MATERIAL TO PROCESS:
◆ ◆ ◆

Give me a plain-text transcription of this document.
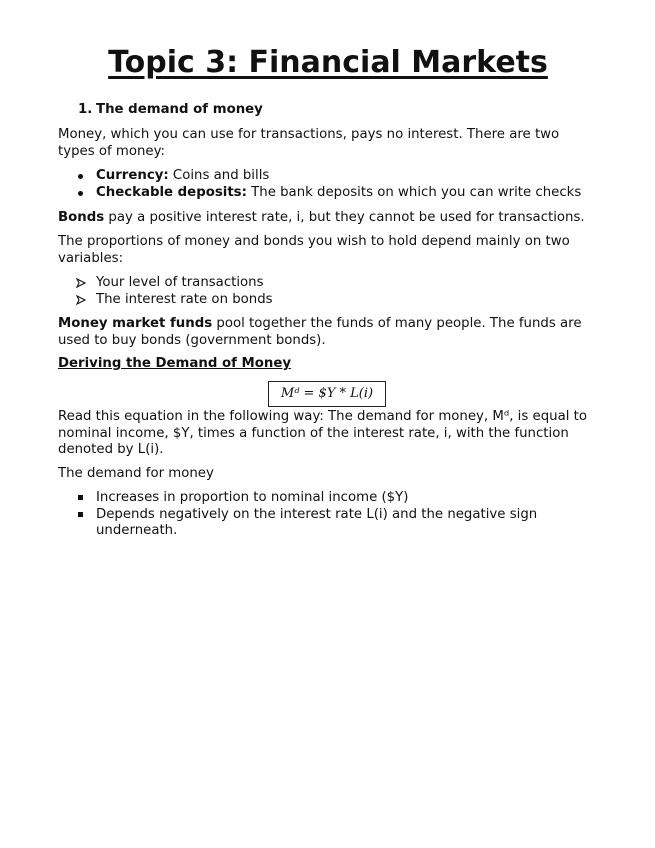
Topic 3: Financial Markets

1. The demand of money

Money, which you can use for transactions, pays no interest. There are two types of money:

Currency: Coins and bills
Checkable deposits: The bank deposits on which you can write checks

Bonds pay a positive interest rate, i, but they cannot be used for transactions.

The proportions of money and bonds you wish to hold depend mainly on two variables:

Your level of transactions
The interest rate on bonds

Money market funds pool together the funds of many people. The funds are used to buy bonds (government bonds).

Deriving the Demand of Money

Mᵈ = $Y * L(i)

Read this equation in the following way: The demand for money, Mᵈ, is equal to nominal income, $Y, times a function of the interest rate, i, with the function denoted by L(i).

The demand for money

Increases in proportion to nominal income ($Y)
Depends negatively on the interest rate L(i) and the negative sign underneath.
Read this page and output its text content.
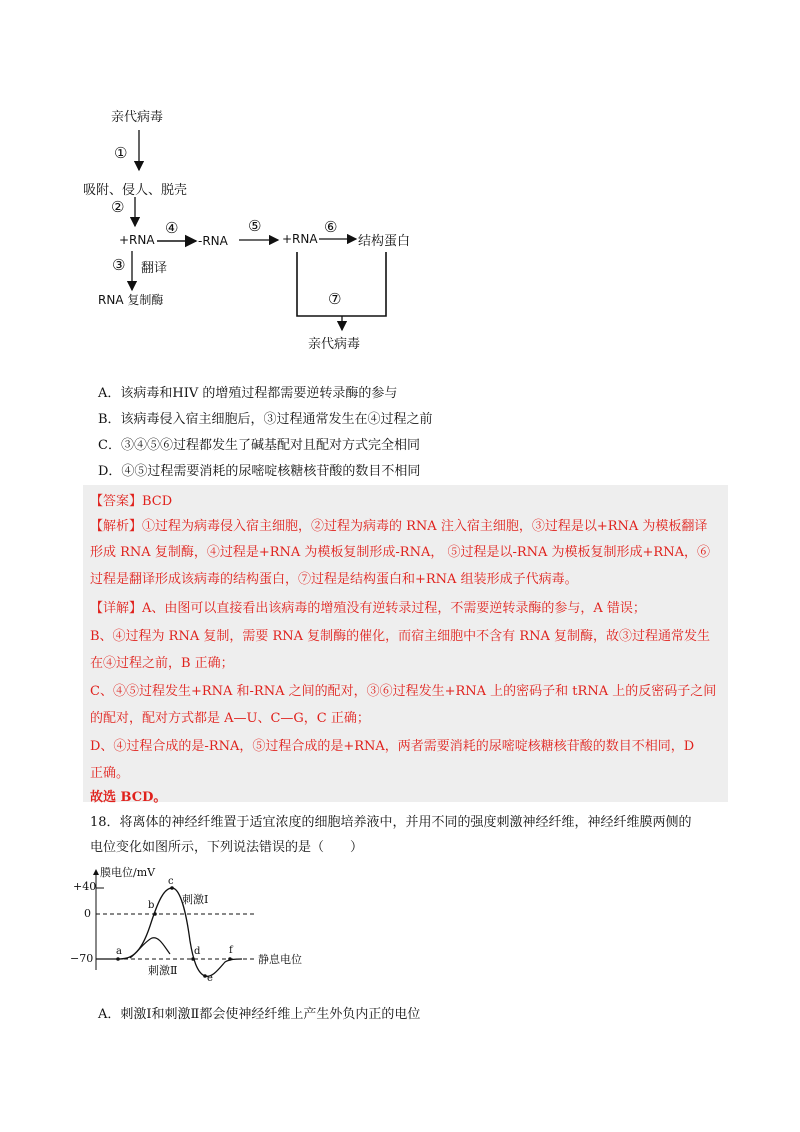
亲代病毒
①
吸附、侵人、脱壳
②
+RNA
④
-RNA
⑤
+RNA
⑥
结构蛋白
③ 翻译
RNA 复制酶	⑦
亲代病毒
A．该病毒和HIV 的增殖过程都需要逆转录酶的参与
B．该病毒侵入宿主细胞后，③过程通常发生在④过程之前
C．③④⑤⑥过程都发生了碱基配对且配对方式完全相同
D．④⑤过程需要消耗的尿嘧啶核糖核苷酸的数目不相同
【答案】BCD
【解析】①过程为病毒侵入宿主细胞，②过程为病毒的 RNA 注入宿主细胞，③过程是以+RNA 为模板翻译
形成 RNA 复制酶，④过程是+RNA 为模板复制形成-RNA， ⑤过程是以-RNA 为模板复制形成+RNA，⑥
过程是翻译形成该病毒的结构蛋白，⑦过程是结构蛋白和+RNA 组装形成子代病毒。
【详解】A、由图可以直接看出该病毒的增殖没有逆转录过程，不需要逆转录酶的参与，A 错误；
B、④过程为 RNA 复制，需要 RNA 复制酶的催化，而宿主细胞中不含有 RNA 复制酶，故③过程通常发生
在④过程之前，B 正确；
C、④⑤过程发生+RNA 和-RNA 之间的配对，③⑥过程发生+RNA 上的密码子和 tRNA 上的反密码子之间
的配对，配对方式都是 A—U、C—G，C 正确；
D、④过程合成的是-RNA，⑤过程合成的是+RNA，两者需要消耗的尿嘧啶核糖核苷酸的数目不相同，D
正确。
故选 BCD。
18．将离体的神经纤维置于适宜浓度的细胞培养液中，并用不同的强度刺激神经纤维，神经纤维膜两侧的
电位变化如图所示，下列说法错误的是（　　）
膜电位/mV
+40
0
−70
a
b
c
d
e
f
刺激Ⅰ
刺激Ⅱ
静息电位
A．刺激Ⅰ和刺激Ⅱ都会使神经纤维上产生外负内正的电位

◆ ◆ ◆

WHAT YOU WILL DO:
Give all the entries again exactly, dropping each picture.

RESULT:
Give me a plain-text transcription of this document.
Topic 3: Financial Markets

1. The demand of money

Money, which you can use for transactions, pays no interest. There are two types of money:

Currency: Coins and bills
Checkable deposits: The bank deposits on which you can write checks

Bonds pay a positive interest rate, i, but they cannot be used for transactions.

The proportions of money and bonds you wish to hold depend mainly on two variables:

Your level of transactions
The interest rate on bonds

Money market funds pool together the funds of many people. The funds are used to buy bonds (government bonds).

Deriving the Demand of Money

Mᵈ = $Y * L(i)

Read this equation in the following way: The demand for money, Mᵈ, is equal to nominal income, $Y, times a function of the interest rate, i, with the function denoted by L(i).

The demand for money

Increases in proportion to nominal income ($Y)
Depends negatively on the interest rate L(i) and the negative sign underneath.
Read this page and output its text content.
亲代病毒
①
吸附、侵人、脱壳
②
+RNA
④
-RNA
⑤
+RNA
⑥
结构蛋白
③ 翻译
RNA 复制酶	⑦
亲代病毒
A．该病毒和HIV 的增殖过程都需要逆转录酶的参与
B．该病毒侵入宿主细胞后，③过程通常发生在④过程之前
C．③④⑤⑥过程都发生了碱基配对且配对方式完全相同
D．④⑤过程需要消耗的尿嘧啶核糖核苷酸的数目不相同
【答案】BCD
【解析】①过程为病毒侵入宿主细胞，②过程为病毒的 RNA 注入宿主细胞，③过程是以+RNA 为模板翻译
形成 RNA 复制酶，④过程是+RNA 为模板复制形成-RNA， ⑤过程是以-RNA 为模板复制形成+RNA，⑥
过程是翻译形成该病毒的结构蛋白，⑦过程是结构蛋白和+RNA 组装形成子代病毒。
【详解】A、由图可以直接看出该病毒的增殖没有逆转录过程，不需要逆转录酶的参与，A 错误；
B、④过程为 RNA 复制，需要 RNA 复制酶的催化，而宿主细胞中不含有 RNA 复制酶，故③过程通常发生
在④过程之前，B 正确；
C、④⑤过程发生+RNA 和-RNA 之间的配对，③⑥过程发生+RNA 上的密码子和 tRNA 上的反密码子之间
的配对，配对方式都是 A—U、C—G，C 正确；
D、④过程合成的是-RNA，⑤过程合成的是+RNA，两者需要消耗的尿嘧啶核糖核苷酸的数目不相同，D
正确。
故选 BCD。
18．将离体的神经纤维置于适宜浓度的细胞培养液中，并用不同的强度刺激神经纤维，神经纤维膜两侧的
电位变化如图所示，下列说法错误的是（　　）
膜电位/mV
+40
0
−70
a
b
c
d
e
f
刺激Ⅰ
刺激Ⅱ
静息电位
A．刺激Ⅰ和刺激Ⅱ都会使神经纤维上产生外负内正的电位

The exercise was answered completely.